- **What is required**: Pick out all lines in the listing holding the string "name" and copy them.

- **Material to process**:

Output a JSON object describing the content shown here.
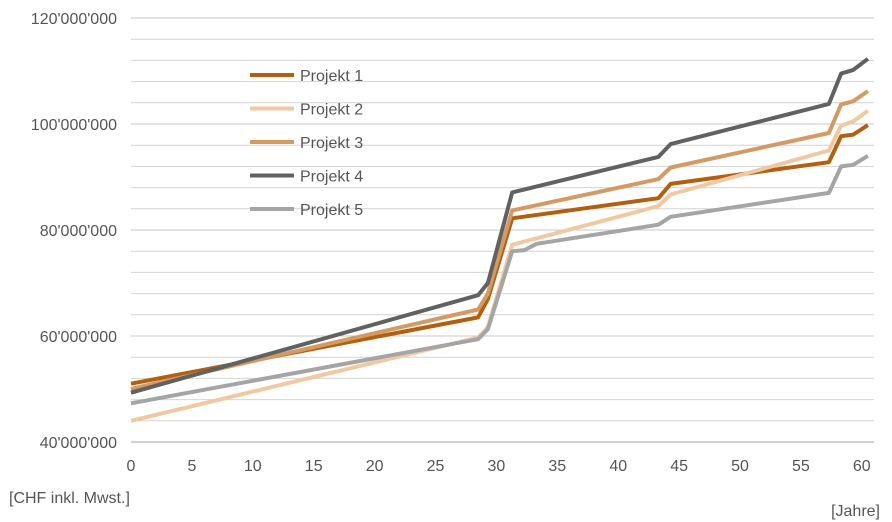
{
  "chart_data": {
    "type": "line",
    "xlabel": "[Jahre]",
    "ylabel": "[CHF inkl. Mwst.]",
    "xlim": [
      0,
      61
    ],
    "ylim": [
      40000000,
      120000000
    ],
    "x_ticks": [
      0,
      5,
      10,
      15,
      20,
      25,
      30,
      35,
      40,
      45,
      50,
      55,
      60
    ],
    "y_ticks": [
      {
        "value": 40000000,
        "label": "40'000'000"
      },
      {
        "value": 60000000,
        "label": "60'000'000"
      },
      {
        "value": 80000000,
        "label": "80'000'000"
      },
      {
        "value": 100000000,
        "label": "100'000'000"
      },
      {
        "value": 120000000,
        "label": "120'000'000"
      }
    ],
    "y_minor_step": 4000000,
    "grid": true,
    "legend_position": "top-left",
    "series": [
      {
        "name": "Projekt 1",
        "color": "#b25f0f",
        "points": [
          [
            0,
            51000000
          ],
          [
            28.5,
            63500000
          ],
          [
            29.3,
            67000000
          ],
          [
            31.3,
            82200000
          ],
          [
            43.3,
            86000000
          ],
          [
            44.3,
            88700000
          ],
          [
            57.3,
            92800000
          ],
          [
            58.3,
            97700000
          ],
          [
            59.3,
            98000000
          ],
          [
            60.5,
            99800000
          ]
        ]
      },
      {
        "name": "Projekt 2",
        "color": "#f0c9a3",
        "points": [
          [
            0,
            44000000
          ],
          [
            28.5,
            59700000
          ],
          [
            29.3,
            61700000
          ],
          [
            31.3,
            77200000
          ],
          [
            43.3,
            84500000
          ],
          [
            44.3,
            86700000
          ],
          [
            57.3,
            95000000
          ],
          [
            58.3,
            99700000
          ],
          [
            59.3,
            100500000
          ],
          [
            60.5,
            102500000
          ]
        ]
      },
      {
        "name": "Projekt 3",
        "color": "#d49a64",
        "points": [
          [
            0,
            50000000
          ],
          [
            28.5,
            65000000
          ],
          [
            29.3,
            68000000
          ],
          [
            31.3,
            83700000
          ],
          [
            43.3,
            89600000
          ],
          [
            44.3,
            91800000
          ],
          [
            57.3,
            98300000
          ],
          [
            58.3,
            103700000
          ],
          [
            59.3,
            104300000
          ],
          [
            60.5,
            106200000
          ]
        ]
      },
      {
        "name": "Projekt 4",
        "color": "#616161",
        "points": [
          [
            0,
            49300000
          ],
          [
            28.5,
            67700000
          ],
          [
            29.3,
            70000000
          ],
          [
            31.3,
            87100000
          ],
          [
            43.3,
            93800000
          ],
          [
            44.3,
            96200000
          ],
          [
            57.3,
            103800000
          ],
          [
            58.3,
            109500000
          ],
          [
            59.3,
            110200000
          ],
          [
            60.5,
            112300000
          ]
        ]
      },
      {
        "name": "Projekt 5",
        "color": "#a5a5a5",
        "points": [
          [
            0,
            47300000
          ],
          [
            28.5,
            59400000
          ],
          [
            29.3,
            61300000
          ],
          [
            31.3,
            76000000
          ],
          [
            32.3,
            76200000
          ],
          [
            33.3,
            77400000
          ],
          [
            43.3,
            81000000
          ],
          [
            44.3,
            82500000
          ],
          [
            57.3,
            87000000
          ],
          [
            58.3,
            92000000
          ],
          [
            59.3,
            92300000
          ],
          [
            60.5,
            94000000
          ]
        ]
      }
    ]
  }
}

--

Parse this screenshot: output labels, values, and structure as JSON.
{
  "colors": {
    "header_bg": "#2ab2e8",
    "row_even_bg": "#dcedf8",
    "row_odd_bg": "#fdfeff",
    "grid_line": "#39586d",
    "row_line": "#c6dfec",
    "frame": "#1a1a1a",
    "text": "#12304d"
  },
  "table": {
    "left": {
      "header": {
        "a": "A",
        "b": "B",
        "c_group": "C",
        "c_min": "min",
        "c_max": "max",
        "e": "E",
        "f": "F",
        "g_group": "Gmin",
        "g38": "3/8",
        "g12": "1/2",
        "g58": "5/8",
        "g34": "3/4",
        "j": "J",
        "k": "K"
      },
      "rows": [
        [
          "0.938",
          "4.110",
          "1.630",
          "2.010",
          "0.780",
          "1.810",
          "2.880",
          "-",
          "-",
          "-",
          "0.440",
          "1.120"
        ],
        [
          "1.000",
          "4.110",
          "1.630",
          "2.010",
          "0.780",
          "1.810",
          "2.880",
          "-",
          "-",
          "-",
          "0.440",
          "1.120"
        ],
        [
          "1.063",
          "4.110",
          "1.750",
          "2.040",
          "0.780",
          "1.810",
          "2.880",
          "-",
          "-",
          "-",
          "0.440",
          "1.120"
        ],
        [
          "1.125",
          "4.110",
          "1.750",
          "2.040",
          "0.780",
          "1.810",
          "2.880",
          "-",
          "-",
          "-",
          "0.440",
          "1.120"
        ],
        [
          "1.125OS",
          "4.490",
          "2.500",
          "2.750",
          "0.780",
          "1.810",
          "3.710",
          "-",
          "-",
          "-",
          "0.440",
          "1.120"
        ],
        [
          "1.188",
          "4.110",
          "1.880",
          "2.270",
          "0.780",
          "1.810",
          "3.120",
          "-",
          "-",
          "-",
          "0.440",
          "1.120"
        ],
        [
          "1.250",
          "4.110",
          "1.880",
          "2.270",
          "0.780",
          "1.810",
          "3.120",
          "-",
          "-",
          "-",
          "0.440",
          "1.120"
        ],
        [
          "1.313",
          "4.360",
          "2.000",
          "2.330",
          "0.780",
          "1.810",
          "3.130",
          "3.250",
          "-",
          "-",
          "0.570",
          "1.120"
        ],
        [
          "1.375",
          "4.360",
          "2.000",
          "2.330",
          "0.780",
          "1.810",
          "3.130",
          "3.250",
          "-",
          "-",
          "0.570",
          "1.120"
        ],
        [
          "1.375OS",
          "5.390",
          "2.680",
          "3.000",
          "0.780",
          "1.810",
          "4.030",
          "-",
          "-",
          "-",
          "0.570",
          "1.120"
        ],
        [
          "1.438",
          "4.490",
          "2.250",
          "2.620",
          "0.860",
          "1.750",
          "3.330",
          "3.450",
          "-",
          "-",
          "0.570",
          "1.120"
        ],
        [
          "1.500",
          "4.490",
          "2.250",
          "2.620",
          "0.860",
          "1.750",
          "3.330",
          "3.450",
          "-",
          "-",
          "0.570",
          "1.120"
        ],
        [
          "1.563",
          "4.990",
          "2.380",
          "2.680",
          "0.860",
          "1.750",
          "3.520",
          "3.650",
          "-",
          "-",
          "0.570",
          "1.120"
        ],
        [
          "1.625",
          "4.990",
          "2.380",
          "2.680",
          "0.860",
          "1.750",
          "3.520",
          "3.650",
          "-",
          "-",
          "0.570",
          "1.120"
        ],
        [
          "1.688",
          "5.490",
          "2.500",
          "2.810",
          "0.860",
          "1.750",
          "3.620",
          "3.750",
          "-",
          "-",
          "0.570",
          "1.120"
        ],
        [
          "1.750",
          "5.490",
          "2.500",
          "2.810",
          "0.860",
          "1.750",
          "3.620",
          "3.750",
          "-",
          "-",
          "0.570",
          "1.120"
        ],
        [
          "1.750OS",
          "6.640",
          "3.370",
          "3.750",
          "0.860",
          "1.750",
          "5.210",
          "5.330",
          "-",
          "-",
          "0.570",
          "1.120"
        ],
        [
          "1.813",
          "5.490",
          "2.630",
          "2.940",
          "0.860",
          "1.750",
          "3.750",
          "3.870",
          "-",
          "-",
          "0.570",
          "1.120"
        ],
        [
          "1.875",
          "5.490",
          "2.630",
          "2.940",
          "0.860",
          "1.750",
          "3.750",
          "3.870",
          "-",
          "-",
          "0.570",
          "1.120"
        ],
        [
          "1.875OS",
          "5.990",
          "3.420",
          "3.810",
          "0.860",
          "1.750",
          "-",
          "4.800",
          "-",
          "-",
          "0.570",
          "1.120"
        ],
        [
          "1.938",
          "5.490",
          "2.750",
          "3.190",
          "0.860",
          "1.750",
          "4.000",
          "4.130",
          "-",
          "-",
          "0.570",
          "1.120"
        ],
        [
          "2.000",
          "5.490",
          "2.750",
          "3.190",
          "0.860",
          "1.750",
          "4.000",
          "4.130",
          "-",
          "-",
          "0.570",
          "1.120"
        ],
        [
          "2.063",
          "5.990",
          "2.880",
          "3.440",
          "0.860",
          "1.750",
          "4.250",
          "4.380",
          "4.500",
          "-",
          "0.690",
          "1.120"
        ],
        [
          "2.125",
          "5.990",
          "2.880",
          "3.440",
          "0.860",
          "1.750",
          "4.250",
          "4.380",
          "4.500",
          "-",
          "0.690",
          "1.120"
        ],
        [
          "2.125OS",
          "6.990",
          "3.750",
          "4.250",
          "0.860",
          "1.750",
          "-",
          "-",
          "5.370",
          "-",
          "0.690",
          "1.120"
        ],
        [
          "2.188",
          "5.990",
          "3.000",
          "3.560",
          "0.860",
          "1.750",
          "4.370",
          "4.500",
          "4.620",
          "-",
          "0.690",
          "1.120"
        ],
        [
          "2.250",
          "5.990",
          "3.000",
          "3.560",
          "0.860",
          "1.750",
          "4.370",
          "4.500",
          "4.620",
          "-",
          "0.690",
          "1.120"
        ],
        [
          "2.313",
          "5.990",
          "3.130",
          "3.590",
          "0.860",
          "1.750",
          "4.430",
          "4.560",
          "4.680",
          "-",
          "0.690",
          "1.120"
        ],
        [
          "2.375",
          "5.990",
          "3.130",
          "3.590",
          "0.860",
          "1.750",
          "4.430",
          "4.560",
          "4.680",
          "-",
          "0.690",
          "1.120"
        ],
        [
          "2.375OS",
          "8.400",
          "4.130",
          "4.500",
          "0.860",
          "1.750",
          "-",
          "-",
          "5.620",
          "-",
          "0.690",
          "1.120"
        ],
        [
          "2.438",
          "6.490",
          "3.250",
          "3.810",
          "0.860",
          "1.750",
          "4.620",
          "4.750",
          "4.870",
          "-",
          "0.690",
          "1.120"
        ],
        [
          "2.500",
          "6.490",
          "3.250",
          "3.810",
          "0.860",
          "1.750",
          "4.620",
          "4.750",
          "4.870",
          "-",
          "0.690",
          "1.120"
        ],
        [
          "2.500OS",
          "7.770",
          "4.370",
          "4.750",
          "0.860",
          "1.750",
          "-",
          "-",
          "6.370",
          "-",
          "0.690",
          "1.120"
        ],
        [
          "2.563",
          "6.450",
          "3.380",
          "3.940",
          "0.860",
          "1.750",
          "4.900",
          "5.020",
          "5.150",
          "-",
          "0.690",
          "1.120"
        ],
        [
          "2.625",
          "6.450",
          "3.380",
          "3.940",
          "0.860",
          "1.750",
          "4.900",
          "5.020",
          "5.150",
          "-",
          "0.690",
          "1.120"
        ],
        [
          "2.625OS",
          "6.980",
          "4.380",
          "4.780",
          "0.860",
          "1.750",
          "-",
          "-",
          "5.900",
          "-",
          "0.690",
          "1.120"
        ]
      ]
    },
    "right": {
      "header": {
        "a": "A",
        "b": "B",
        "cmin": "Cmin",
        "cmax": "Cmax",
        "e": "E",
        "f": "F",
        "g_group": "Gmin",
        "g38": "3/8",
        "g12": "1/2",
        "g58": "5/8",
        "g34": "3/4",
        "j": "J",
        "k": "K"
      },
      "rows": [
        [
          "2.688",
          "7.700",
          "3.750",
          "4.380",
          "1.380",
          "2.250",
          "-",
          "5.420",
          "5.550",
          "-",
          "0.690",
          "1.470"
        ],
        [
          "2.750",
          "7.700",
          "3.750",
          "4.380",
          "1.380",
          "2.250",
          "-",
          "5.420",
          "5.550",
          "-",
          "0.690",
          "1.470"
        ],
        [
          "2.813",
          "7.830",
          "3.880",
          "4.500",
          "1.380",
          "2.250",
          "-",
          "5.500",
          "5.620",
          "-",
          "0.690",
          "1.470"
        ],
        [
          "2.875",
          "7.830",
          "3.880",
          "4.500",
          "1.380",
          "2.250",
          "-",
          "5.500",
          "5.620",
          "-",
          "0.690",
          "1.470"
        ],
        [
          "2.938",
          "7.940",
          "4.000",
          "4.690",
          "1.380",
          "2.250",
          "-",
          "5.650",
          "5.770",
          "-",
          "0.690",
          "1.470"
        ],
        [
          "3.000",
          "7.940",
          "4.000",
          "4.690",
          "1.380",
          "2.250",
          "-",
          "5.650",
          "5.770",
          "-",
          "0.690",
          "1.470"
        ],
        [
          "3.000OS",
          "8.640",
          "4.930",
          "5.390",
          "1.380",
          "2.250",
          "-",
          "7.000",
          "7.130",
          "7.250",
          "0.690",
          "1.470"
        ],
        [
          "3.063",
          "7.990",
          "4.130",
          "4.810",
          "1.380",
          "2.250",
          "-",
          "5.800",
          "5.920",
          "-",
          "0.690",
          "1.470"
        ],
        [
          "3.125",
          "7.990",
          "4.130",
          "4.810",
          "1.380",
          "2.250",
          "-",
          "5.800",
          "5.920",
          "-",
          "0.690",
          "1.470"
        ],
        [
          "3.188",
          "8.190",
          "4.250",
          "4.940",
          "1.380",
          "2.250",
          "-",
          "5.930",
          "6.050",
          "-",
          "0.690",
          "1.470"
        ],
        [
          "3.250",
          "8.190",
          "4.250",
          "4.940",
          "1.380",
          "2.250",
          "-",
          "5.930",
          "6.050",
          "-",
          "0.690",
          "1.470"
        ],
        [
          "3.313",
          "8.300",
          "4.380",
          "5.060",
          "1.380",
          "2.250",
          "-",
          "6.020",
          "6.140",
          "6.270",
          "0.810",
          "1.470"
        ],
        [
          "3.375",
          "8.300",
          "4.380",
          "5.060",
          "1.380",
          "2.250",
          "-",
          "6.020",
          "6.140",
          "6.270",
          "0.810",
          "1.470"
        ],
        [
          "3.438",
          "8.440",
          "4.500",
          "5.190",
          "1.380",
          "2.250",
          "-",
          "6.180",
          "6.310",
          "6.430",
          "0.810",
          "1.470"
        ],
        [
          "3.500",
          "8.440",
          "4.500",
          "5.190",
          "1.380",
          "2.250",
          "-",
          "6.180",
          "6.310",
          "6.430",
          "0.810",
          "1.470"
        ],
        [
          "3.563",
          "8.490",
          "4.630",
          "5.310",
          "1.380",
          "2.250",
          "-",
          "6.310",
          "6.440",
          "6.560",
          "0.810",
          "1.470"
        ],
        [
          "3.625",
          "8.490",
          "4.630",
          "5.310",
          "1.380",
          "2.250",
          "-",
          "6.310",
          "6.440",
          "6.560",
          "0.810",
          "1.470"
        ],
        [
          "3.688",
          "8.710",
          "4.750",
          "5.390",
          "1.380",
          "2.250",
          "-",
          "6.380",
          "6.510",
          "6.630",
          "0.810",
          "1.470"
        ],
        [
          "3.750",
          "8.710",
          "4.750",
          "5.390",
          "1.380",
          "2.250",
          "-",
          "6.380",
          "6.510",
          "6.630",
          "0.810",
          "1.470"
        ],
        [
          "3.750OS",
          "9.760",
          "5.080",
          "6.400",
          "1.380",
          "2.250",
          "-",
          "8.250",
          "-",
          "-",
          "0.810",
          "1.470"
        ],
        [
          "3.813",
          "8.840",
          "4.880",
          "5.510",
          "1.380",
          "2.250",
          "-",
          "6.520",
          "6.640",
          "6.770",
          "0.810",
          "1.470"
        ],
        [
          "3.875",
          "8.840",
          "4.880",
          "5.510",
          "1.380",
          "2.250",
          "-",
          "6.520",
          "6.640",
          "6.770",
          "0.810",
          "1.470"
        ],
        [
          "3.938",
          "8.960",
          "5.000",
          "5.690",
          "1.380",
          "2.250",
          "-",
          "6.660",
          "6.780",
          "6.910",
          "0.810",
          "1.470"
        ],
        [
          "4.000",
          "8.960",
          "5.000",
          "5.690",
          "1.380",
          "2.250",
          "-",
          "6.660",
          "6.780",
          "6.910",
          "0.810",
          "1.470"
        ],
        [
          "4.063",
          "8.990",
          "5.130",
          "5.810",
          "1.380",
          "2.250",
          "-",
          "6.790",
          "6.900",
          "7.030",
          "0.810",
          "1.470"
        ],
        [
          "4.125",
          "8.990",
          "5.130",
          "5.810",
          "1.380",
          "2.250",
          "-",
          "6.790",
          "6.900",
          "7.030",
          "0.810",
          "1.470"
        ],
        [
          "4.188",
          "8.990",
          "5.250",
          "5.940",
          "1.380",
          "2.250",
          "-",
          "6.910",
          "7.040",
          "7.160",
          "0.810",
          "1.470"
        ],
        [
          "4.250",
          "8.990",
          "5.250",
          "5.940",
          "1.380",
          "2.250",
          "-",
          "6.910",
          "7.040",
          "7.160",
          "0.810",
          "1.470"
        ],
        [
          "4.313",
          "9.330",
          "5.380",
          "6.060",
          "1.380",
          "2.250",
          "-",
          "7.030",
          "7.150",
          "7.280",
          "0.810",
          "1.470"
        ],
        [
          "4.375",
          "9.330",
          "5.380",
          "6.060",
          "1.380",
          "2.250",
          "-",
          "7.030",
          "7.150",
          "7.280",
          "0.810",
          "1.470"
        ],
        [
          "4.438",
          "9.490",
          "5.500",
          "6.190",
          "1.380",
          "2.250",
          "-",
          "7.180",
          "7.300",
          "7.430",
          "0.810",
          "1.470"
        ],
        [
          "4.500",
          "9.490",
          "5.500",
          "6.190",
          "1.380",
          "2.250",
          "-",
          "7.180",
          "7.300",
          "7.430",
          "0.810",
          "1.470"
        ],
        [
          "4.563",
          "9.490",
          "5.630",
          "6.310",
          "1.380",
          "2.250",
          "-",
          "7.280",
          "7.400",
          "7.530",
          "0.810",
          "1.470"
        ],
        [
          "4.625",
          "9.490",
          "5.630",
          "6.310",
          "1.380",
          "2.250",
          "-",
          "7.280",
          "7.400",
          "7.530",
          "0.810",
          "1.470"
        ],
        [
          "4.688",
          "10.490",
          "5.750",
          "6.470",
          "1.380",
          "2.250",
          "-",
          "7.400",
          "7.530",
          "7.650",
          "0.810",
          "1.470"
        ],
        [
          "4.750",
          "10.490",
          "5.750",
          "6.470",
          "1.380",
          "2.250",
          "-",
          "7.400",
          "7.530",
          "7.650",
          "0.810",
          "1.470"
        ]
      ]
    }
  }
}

- **Output for this task**:
        "name": "Projekt 1",
        "name": "Projekt 2",
        "name": "Projekt 3",
        "name": "Projekt 4",
        "name": "Projekt 5",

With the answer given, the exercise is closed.